### [Your objective]
Tell how many lines in the data below include the word "TEST". The answer is the number only.

### [Supplied data]
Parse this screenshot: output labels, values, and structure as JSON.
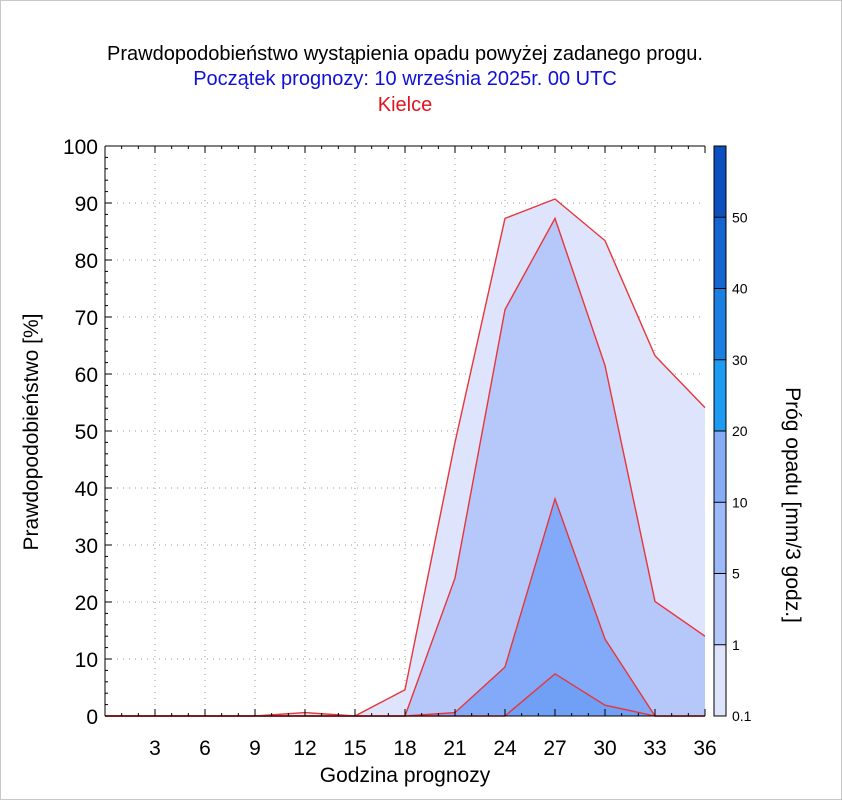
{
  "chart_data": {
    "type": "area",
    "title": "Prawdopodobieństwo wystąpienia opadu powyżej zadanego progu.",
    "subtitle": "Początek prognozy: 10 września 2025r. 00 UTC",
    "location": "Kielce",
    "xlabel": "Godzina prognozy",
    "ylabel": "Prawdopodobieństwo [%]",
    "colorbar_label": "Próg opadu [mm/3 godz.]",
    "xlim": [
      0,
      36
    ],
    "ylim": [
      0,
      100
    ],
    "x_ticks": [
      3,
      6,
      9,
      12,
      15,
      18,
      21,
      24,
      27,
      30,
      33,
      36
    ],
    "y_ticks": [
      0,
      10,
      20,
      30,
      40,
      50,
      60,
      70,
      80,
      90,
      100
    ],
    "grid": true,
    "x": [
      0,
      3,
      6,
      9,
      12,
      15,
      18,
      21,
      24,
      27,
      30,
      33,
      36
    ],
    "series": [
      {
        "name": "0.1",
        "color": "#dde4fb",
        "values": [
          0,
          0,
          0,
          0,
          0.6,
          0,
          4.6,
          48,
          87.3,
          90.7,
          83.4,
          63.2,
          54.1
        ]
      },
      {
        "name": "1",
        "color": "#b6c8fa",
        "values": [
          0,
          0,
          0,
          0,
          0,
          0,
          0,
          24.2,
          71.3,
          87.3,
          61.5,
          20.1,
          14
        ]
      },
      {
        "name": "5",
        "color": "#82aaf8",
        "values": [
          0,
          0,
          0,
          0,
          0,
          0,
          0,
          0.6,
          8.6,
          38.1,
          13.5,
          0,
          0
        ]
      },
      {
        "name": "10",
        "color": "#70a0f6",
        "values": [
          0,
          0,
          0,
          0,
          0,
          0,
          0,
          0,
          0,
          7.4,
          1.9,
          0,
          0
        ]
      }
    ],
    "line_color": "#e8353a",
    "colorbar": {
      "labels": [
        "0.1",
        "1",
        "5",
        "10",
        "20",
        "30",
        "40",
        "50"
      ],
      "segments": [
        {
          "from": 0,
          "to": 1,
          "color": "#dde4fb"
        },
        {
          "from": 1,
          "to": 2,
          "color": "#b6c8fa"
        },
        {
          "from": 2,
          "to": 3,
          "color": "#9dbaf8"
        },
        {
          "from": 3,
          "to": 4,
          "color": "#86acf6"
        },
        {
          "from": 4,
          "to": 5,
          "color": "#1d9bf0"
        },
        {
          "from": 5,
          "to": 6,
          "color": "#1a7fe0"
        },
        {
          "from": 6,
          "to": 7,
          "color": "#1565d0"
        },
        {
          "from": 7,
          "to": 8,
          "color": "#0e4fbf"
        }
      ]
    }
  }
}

...

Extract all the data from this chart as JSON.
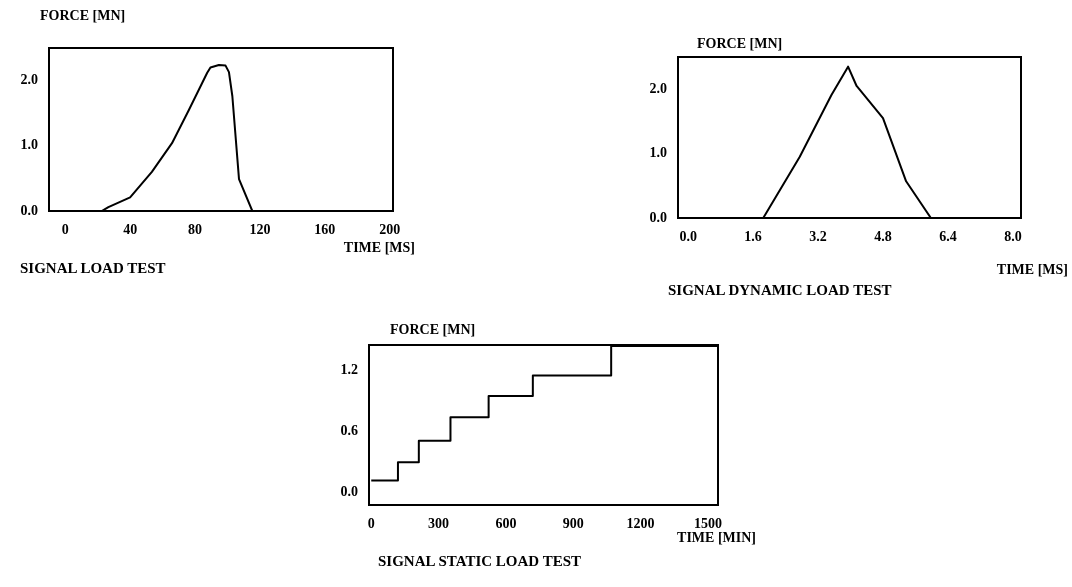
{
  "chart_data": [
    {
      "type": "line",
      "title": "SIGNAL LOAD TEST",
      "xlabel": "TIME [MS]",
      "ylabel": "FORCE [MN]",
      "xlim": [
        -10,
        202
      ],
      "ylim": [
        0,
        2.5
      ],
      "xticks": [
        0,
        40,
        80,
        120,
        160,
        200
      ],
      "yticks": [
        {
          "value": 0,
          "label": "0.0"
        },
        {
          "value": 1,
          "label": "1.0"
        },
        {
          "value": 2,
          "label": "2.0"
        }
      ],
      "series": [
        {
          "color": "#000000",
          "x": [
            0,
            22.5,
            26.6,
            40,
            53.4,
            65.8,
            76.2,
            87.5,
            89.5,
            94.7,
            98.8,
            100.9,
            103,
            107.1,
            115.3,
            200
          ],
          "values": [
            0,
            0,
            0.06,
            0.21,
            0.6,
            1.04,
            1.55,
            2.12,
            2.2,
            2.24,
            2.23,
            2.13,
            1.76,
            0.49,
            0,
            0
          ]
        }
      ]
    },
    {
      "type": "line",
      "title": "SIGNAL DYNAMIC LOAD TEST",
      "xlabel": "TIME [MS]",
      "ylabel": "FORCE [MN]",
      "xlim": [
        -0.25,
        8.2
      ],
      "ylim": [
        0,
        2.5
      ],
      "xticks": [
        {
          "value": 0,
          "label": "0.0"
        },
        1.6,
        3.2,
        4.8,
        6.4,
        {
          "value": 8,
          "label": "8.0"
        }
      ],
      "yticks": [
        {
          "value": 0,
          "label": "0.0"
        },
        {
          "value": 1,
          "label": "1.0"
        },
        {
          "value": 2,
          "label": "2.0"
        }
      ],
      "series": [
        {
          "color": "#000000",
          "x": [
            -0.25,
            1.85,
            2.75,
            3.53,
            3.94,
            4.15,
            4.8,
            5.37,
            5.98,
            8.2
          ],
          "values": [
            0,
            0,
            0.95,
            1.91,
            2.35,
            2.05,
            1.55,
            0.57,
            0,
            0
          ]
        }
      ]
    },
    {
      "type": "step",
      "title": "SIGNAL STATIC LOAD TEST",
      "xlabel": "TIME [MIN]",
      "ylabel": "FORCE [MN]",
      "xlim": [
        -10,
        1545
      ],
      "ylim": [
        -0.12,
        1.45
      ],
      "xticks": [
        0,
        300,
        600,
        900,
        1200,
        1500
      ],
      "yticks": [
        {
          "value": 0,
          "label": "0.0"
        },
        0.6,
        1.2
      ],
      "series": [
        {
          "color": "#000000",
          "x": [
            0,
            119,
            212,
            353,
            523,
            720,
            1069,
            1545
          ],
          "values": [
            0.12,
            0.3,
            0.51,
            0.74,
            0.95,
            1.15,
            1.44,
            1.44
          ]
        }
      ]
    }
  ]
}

### [Output of the exercise]
3